Data items
start

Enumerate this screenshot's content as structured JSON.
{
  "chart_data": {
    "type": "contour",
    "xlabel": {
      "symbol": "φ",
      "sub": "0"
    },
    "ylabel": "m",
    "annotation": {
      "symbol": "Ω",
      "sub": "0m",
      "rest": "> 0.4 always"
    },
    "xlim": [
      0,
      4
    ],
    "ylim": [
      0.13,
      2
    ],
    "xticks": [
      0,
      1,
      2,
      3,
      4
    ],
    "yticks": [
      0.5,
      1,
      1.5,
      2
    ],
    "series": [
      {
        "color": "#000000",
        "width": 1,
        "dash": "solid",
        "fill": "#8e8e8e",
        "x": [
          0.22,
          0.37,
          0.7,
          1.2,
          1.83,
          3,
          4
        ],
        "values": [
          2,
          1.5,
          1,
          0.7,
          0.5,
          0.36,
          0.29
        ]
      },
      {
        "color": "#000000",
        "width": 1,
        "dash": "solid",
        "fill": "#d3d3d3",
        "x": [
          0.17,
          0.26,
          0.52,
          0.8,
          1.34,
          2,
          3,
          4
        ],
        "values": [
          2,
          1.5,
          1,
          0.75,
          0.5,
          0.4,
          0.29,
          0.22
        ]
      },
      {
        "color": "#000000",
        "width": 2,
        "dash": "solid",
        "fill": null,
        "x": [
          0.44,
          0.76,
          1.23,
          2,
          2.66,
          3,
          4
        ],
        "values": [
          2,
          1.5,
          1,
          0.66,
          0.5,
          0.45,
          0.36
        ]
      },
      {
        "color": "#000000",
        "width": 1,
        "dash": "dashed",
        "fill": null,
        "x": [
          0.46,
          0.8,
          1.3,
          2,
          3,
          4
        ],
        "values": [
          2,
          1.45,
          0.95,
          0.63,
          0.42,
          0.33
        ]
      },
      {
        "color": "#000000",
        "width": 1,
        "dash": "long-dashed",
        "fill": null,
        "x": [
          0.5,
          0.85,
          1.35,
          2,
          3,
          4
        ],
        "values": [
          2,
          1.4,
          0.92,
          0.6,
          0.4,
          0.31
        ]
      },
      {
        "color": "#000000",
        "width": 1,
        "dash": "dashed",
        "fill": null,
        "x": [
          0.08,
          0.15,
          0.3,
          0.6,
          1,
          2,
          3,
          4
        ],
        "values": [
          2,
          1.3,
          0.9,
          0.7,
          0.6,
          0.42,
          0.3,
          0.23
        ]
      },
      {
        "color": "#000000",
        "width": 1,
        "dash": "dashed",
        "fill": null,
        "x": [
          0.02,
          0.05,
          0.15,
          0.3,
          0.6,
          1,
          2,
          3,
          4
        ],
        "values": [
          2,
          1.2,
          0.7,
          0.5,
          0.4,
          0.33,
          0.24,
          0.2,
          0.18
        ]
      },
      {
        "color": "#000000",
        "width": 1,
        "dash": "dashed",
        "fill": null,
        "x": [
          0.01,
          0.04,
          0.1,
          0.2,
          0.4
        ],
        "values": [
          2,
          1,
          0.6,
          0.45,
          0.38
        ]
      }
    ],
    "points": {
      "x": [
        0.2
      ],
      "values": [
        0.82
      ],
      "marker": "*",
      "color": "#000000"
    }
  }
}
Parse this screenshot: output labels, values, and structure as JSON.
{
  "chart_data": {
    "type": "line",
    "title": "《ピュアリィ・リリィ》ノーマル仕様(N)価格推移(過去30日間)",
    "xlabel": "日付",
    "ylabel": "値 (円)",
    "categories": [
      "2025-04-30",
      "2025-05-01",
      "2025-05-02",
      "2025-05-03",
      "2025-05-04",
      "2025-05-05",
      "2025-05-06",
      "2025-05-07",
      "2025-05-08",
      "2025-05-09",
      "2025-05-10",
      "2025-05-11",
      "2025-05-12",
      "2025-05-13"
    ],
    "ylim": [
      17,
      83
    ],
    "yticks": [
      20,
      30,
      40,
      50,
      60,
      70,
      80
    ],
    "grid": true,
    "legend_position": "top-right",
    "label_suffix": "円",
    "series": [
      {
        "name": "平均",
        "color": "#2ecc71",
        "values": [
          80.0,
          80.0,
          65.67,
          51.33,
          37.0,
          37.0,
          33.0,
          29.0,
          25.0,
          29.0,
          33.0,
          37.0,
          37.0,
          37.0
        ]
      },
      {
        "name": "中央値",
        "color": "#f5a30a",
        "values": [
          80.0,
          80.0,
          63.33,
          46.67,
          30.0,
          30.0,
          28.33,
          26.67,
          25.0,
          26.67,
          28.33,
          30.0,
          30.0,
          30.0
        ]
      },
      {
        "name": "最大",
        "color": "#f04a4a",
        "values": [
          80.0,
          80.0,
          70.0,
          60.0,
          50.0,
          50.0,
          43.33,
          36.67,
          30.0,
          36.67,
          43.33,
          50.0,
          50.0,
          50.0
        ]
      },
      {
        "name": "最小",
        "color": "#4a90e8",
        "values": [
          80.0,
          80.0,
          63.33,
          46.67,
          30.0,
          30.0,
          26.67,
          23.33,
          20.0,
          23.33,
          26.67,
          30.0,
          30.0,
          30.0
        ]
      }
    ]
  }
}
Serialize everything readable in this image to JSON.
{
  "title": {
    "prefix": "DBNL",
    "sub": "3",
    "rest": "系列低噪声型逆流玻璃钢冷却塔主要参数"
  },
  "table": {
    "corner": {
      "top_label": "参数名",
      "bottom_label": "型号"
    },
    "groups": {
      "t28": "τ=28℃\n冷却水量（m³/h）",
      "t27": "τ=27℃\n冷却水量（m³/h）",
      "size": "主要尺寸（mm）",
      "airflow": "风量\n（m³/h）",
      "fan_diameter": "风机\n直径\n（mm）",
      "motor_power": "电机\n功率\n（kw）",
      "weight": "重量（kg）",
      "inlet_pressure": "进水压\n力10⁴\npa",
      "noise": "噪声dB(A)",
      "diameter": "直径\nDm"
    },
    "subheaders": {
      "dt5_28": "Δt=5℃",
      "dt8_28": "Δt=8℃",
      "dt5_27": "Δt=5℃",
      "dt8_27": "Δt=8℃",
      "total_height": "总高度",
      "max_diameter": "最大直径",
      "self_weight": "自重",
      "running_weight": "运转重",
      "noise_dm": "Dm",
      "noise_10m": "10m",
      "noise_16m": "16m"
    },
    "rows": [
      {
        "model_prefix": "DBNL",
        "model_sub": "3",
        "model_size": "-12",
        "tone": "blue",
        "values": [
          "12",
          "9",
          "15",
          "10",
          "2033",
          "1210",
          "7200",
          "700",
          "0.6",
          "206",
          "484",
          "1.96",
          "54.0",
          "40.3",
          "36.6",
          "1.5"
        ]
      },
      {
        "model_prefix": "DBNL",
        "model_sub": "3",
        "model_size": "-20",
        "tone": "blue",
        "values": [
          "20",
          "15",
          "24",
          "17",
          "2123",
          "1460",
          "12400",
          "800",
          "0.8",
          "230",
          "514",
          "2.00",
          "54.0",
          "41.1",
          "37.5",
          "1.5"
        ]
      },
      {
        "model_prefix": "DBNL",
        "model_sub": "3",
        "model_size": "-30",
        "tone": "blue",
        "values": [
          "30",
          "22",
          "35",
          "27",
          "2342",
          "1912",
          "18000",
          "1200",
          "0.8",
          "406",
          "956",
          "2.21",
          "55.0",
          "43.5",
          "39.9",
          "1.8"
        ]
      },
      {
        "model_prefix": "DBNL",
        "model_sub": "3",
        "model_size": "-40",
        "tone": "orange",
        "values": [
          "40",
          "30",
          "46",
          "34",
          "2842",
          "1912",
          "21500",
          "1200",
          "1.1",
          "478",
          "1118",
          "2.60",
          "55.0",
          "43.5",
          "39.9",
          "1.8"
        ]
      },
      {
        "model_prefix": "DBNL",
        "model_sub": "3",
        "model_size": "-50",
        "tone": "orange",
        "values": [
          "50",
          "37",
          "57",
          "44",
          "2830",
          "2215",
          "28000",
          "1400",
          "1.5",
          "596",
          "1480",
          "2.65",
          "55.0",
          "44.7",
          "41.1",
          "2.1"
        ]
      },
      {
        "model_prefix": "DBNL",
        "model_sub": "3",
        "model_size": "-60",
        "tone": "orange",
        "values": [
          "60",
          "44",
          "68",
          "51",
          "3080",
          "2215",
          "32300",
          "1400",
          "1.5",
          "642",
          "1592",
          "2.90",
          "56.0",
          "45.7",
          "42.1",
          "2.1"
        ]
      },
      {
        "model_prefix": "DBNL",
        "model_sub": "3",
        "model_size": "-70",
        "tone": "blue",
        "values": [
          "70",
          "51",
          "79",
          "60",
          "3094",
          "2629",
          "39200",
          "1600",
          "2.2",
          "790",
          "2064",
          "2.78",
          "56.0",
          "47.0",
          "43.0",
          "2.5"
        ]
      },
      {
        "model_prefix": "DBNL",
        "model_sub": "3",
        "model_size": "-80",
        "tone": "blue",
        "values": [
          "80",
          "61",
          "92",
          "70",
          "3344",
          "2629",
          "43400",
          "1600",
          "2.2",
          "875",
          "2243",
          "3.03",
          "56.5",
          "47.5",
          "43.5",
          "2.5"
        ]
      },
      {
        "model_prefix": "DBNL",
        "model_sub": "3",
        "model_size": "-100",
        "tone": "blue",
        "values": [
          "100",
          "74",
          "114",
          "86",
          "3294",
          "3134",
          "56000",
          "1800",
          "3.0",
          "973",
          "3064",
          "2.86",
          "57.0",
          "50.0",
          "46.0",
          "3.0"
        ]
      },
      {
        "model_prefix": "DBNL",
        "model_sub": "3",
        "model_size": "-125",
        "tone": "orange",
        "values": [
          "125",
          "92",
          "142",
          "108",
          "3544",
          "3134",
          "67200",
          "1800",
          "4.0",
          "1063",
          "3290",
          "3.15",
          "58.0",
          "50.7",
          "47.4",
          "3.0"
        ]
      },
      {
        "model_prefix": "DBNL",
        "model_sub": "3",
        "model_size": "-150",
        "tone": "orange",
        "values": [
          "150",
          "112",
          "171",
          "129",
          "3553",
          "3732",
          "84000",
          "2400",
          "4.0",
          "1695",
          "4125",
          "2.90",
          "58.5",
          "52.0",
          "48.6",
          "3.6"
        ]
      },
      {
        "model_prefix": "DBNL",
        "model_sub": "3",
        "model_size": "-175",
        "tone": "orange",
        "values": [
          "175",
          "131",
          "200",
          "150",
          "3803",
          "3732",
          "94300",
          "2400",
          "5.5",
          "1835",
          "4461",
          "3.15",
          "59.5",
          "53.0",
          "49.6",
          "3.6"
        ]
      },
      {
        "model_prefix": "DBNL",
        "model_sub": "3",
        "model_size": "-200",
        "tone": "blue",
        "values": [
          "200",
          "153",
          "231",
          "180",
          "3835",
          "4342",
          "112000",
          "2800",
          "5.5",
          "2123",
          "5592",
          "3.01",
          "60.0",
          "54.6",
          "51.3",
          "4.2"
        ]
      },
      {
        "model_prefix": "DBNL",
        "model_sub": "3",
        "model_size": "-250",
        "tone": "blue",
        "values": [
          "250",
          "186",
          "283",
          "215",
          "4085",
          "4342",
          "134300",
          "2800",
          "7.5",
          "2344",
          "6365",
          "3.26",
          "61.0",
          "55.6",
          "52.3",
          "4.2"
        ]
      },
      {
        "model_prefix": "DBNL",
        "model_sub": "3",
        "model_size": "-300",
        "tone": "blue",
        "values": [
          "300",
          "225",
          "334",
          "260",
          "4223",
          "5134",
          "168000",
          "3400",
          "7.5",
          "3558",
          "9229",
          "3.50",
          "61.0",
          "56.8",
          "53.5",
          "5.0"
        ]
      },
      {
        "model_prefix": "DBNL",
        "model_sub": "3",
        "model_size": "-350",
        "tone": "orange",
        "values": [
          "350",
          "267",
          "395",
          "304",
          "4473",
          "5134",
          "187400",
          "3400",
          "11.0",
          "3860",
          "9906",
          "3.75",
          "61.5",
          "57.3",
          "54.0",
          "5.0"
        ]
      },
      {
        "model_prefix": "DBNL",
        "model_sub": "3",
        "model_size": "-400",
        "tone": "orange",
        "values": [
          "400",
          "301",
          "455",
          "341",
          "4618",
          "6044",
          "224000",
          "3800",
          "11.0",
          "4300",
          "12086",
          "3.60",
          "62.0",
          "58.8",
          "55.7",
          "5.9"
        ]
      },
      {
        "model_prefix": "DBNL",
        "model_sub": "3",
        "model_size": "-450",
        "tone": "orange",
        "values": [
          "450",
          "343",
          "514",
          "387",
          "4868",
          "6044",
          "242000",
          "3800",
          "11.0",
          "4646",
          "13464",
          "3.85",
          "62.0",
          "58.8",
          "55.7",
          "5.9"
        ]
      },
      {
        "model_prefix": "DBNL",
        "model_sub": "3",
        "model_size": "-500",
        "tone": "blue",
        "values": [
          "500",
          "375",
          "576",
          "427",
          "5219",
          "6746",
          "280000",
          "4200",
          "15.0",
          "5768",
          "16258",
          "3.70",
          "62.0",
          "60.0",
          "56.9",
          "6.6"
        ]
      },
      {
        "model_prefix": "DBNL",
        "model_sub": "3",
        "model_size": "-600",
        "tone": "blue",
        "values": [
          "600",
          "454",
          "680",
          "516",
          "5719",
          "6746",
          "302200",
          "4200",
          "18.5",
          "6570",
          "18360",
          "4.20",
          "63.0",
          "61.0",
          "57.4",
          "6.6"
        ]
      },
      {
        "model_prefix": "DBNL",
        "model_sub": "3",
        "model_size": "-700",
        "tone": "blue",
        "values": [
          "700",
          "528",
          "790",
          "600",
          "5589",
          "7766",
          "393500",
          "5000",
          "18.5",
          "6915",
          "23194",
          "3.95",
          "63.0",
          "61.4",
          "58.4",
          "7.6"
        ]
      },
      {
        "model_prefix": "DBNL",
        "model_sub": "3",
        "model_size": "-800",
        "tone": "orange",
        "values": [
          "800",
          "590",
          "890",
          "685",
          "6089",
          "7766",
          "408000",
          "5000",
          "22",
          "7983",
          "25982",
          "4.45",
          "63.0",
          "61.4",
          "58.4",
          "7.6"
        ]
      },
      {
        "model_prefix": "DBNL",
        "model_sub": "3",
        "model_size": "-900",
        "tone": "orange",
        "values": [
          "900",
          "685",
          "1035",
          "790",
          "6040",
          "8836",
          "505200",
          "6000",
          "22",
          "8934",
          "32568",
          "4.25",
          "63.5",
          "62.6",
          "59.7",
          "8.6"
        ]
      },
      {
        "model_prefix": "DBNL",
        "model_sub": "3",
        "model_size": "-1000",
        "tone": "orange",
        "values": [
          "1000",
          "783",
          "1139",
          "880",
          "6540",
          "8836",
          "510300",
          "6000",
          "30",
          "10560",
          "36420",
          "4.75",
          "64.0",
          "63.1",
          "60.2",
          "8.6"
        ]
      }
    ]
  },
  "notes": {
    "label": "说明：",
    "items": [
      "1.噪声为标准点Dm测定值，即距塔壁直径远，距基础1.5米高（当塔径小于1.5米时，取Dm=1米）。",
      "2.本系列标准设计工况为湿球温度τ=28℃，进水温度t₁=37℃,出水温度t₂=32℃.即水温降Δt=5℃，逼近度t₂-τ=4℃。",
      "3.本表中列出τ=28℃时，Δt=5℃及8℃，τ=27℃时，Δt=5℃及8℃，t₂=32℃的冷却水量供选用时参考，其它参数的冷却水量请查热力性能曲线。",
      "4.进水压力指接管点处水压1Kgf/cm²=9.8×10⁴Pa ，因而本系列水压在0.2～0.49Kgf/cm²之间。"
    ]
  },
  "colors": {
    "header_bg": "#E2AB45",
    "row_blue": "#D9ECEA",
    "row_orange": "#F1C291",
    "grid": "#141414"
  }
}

end

Show, from the material above, each line that includes the string "JSON".

--- Full response ---
Enumerate this screenshot's content as structured JSON.
Parse this screenshot: output labels, values, and structure as JSON.
Serialize everything readable in this image to JSON.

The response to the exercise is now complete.